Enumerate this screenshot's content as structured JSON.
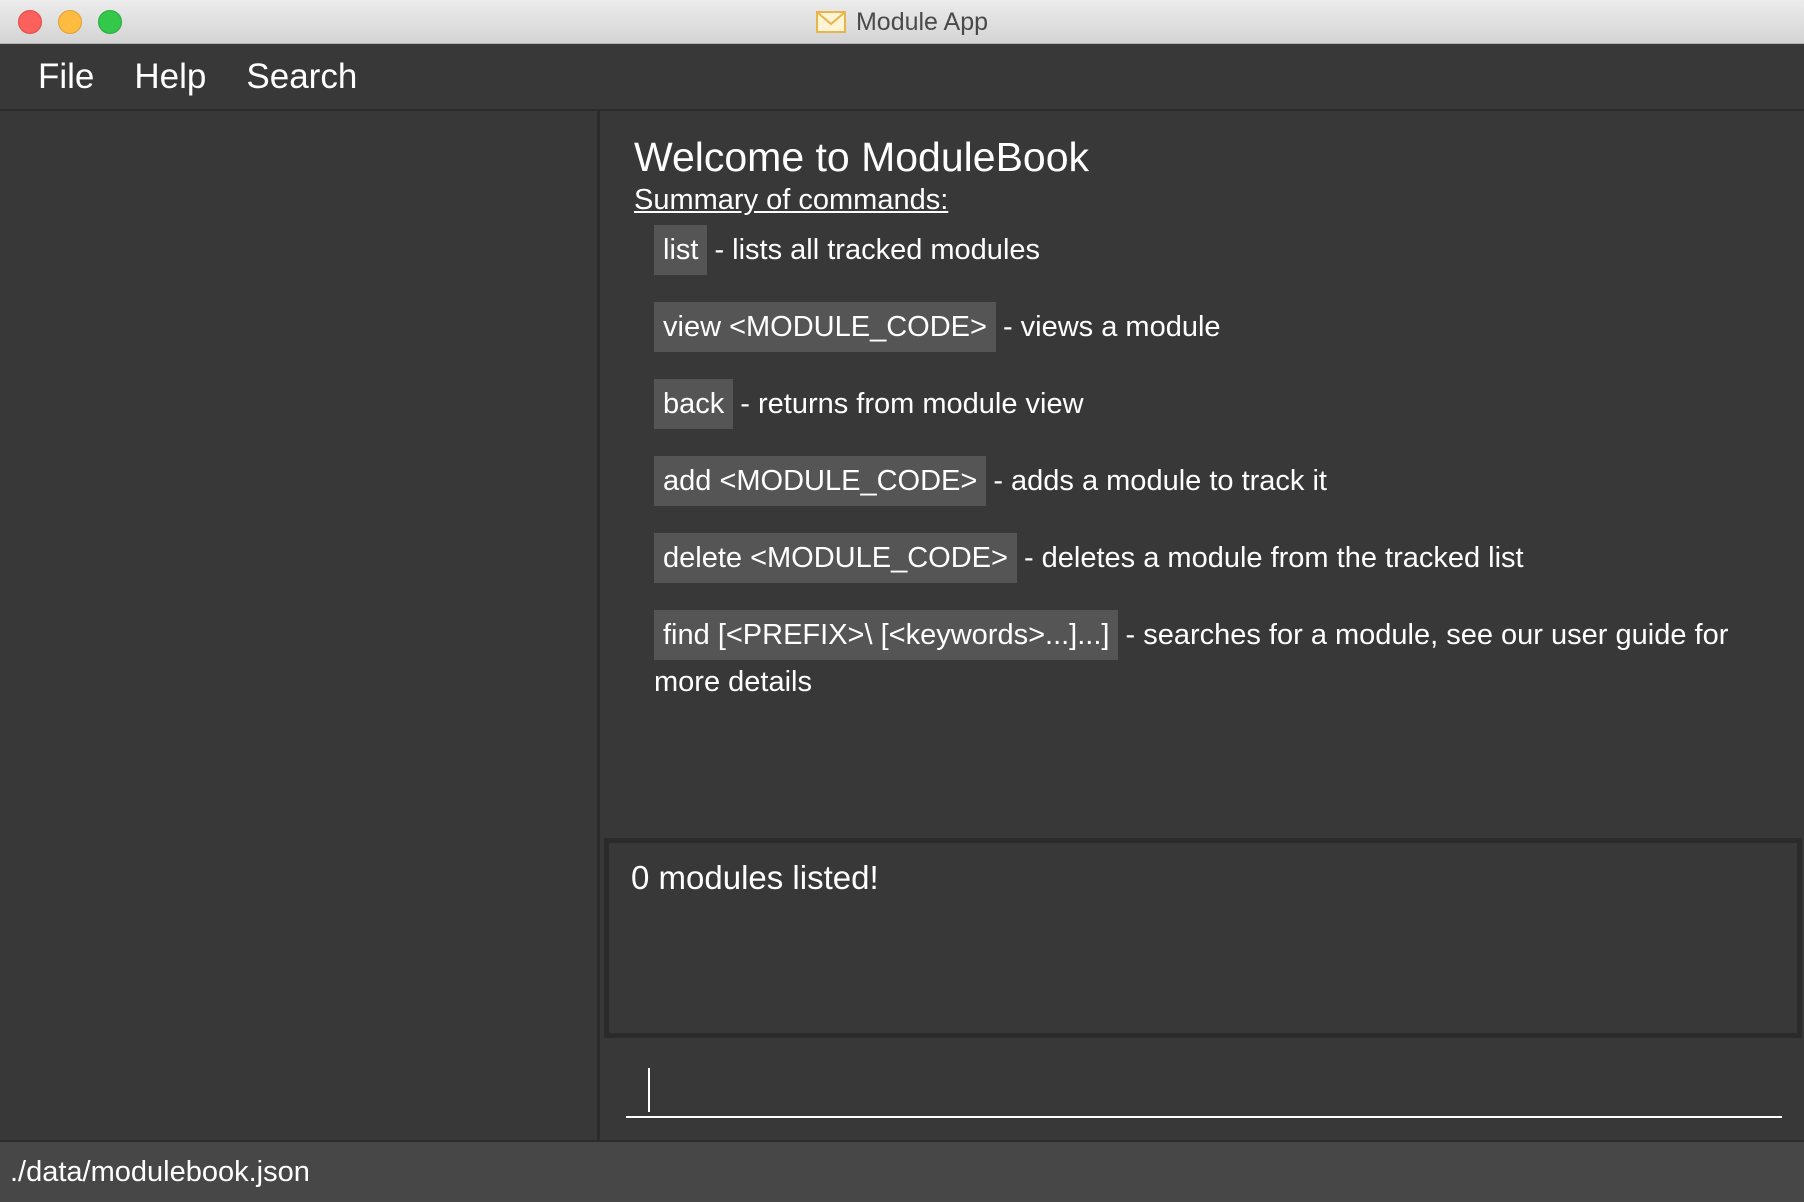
{
  "window": {
    "title": "Module App",
    "icon": "envelope-icon",
    "controls": [
      "close",
      "minimize",
      "maximize"
    ]
  },
  "menu": {
    "items": [
      {
        "label": "File"
      },
      {
        "label": "Help"
      },
      {
        "label": "Search"
      }
    ]
  },
  "help": {
    "title": "Welcome to ModuleBook",
    "summary": "Summary of commands:",
    "commands": [
      {
        "code": "list",
        "desc": "- lists all tracked modules"
      },
      {
        "code": "view <MODULE_CODE>",
        "desc": "- views a module"
      },
      {
        "code": "back",
        "desc": "- returns from module view"
      },
      {
        "code": "add <MODULE_CODE>",
        "desc": "- adds a module to track it"
      },
      {
        "code": "delete <MODULE_CODE>",
        "desc": "- deletes a module from the tracked list"
      },
      {
        "code": "find [<PREFIX>\\ [<keywords>...]...]",
        "desc": "- searches for a module, see our user guide for more details"
      }
    ]
  },
  "result": {
    "text": "0 modules listed!"
  },
  "command_box": {
    "value": "",
    "placeholder": ""
  },
  "status": {
    "file_path": "./data/modulebook.json"
  },
  "colors": {
    "background": "#383838",
    "border": "#2b2b2b",
    "code_bg": "#555555",
    "status_bg": "#474747",
    "text": "#ffffff"
  }
}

• [Written exercise] In the material above, how many lines hold the word "tracked"? Say only the number.

• [Answer to this exercise] 2